[Dataset entries on figures]
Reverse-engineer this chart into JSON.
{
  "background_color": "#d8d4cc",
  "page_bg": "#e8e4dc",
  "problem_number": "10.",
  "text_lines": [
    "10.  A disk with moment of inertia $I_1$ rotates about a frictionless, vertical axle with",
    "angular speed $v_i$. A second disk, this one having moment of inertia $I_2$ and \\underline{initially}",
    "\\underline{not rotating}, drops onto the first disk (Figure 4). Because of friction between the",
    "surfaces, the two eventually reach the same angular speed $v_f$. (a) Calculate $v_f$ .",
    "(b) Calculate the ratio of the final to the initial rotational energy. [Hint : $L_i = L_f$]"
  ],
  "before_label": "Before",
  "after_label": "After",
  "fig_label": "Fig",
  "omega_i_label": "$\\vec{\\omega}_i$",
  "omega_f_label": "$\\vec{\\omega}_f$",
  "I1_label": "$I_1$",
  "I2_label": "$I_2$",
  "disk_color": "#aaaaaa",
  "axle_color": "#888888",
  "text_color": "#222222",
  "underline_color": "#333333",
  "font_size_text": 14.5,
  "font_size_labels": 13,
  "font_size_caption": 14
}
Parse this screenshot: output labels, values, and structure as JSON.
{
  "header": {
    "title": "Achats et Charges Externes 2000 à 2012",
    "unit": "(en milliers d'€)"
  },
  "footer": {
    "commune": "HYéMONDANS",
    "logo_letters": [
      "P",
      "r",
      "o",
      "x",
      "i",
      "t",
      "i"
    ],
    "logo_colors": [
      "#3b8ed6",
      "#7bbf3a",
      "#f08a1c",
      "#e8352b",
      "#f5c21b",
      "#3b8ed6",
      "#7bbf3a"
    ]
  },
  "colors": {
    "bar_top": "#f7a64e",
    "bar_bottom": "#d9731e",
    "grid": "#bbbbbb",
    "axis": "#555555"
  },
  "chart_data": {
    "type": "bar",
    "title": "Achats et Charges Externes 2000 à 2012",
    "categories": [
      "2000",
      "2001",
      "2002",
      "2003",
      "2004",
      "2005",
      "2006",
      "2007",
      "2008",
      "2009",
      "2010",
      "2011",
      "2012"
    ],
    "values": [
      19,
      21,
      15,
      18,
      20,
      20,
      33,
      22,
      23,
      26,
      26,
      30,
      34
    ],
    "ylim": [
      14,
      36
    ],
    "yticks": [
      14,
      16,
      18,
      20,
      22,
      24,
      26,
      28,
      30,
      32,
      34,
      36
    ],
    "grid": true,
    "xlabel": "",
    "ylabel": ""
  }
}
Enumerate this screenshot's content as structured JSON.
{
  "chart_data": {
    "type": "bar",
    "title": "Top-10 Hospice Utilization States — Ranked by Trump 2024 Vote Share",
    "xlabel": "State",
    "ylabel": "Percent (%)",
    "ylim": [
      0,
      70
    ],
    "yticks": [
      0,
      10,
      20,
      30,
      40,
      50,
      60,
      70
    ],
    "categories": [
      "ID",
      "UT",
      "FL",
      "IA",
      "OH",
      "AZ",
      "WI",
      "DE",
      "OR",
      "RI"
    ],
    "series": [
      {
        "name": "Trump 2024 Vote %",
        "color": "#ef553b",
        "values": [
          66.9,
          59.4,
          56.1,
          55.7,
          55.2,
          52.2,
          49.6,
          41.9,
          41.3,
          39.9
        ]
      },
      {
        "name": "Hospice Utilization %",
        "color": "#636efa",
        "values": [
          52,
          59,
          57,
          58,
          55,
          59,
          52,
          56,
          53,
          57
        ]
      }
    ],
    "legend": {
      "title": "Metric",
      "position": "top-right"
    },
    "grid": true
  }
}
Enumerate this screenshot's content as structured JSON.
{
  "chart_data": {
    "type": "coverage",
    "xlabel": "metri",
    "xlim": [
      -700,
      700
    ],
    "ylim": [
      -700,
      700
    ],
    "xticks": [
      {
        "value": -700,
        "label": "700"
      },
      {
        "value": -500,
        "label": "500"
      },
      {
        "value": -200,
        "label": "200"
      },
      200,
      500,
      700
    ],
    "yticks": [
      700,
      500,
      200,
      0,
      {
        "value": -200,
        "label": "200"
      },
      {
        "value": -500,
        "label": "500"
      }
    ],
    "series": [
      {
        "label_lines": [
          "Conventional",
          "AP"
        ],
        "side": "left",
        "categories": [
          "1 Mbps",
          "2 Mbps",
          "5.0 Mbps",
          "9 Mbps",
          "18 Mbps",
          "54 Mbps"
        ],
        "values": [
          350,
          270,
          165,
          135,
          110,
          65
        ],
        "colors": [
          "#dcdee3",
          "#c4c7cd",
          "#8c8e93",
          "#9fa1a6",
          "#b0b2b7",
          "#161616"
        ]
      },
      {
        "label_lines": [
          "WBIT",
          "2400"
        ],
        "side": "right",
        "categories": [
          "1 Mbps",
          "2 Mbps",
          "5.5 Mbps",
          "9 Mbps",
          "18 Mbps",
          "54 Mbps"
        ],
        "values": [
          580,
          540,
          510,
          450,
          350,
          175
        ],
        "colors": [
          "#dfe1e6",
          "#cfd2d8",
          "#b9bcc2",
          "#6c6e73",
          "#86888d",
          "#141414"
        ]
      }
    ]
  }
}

__Brief__:
Each line of the material should be echoed exactly.

__Written response__:
Reverse-engineer this chart into JSON.
{
  "background_color": "#d8d4cc",
  "page_bg": "#e8e4dc",
  "problem_number": "10.",
  "text_lines": [
    "10.  A disk with moment of inertia $I_1$ rotates about a frictionless, vertical axle with",
    "angular speed $v_i$. A second disk, this one having moment of inertia $I_2$ and \\underline{initially}",
    "\\underline{not rotating}, drops onto the first disk (Figure 4). Because of friction between the",
    "surfaces, the two eventually reach the same angular speed $v_f$. (a) Calculate $v_f$ .",
    "(b) Calculate the ratio of the final to the initial rotational energy. [Hint : $L_i = L_f$]"
  ],
  "before_label": "Before",
  "after_label": "After",
  "fig_label": "Fig",
  "omega_i_label": "$\\vec{\\omega}_i$",
  "omega_f_label": "$\\vec{\\omega}_f$",
  "I1_label": "$I_1$",
  "I2_label": "$I_2$",
  "disk_color": "#aaaaaa",
  "axle_color": "#888888",
  "text_color": "#222222",
  "underline_color": "#333333",
  "font_size_text": 14.5,
  "font_size_labels": 13,
  "font_size_caption": 14
}
Parse this screenshot: output labels, values, and structure as JSON.
{
  "header": {
    "title": "Achats et Charges Externes 2000 à 2012",
    "unit": "(en milliers d'€)"
  },
  "footer": {
    "commune": "HYéMONDANS",
    "logo_letters": [
      "P",
      "r",
      "o",
      "x",
      "i",
      "t",
      "i"
    ],
    "logo_colors": [
      "#3b8ed6",
      "#7bbf3a",
      "#f08a1c",
      "#e8352b",
      "#f5c21b",
      "#3b8ed6",
      "#7bbf3a"
    ]
  },
  "colors": {
    "bar_top": "#f7a64e",
    "bar_bottom": "#d9731e",
    "grid": "#bbbbbb",
    "axis": "#555555"
  },
  "chart_data": {
    "type": "bar",
    "title": "Achats et Charges Externes 2000 à 2012",
    "categories": [
      "2000",
      "2001",
      "2002",
      "2003",
      "2004",
      "2005",
      "2006",
      "2007",
      "2008",
      "2009",
      "2010",
      "2011",
      "2012"
    ],
    "values": [
      19,
      21,
      15,
      18,
      20,
      20,
      33,
      22,
      23,
      26,
      26,
      30,
      34
    ],
    "ylim": [
      14,
      36
    ],
    "yticks": [
      14,
      16,
      18,
      20,
      22,
      24,
      26,
      28,
      30,
      32,
      34,
      36
    ],
    "grid": true,
    "xlabel": "",
    "ylabel": ""
  }
}
Enumerate this screenshot's content as structured JSON.
{
  "chart_data": {
    "type": "bar",
    "title": "Top-10 Hospice Utilization States — Ranked by Trump 2024 Vote Share",
    "xlabel": "State",
    "ylabel": "Percent (%)",
    "ylim": [
      0,
      70
    ],
    "yticks": [
      0,
      10,
      20,
      30,
      40,
      50,
      60,
      70
    ],
    "categories": [
      "ID",
      "UT",
      "FL",
      "IA",
      "OH",
      "AZ",
      "WI",
      "DE",
      "OR",
      "RI"
    ],
    "series": [
      {
        "name": "Trump 2024 Vote %",
        "color": "#ef553b",
        "values": [
          66.9,
          59.4,
          56.1,
          55.7,
          55.2,
          52.2,
          49.6,
          41.9,
          41.3,
          39.9
        ]
      },
      {
        "name": "Hospice Utilization %",
        "color": "#636efa",
        "values": [
          52,
          59,
          57,
          58,
          55,
          59,
          52,
          56,
          53,
          57
        ]
      }
    ],
    "legend": {
      "title": "Metric",
      "position": "top-right"
    },
    "grid": true
  }
}
Enumerate this screenshot's content as structured JSON.
{
  "chart_data": {
    "type": "coverage",
    "xlabel": "metri",
    "xlim": [
      -700,
      700
    ],
    "ylim": [
      -700,
      700
    ],
    "xticks": [
      {
        "value": -700,
        "label": "700"
      },
      {
        "value": -500,
        "label": "500"
      },
      {
        "value": -200,
        "label": "200"
      },
      200,
      500,
      700
    ],
    "yticks": [
      700,
      500,
      200,
      0,
      {
        "value": -200,
        "label": "200"
      },
      {
        "value": -500,
        "label": "500"
      }
    ],
    "series": [
      {
        "label_lines": [
          "Conventional",
          "AP"
        ],
        "side": "left",
        "categories": [
          "1 Mbps",
          "2 Mbps",
          "5.0 Mbps",
          "9 Mbps",
          "18 Mbps",
          "54 Mbps"
        ],
        "values": [
          350,
          270,
          165,
          135,
          110,
          65
        ],
        "colors": [
          "#dcdee3",
          "#c4c7cd",
          "#8c8e93",
          "#9fa1a6",
          "#b0b2b7",
          "#161616"
        ]
      },
      {
        "label_lines": [
          "WBIT",
          "2400"
        ],
        "side": "right",
        "categories": [
          "1 Mbps",
          "2 Mbps",
          "5.5 Mbps",
          "9 Mbps",
          "18 Mbps",
          "54 Mbps"
        ],
        "values": [
          580,
          540,
          510,
          450,
          350,
          175
        ],
        "colors": [
          "#dfe1e6",
          "#cfd2d8",
          "#b9bcc2",
          "#6c6e73",
          "#86888d",
          "#141414"
        ]
      }
    ]
  }
}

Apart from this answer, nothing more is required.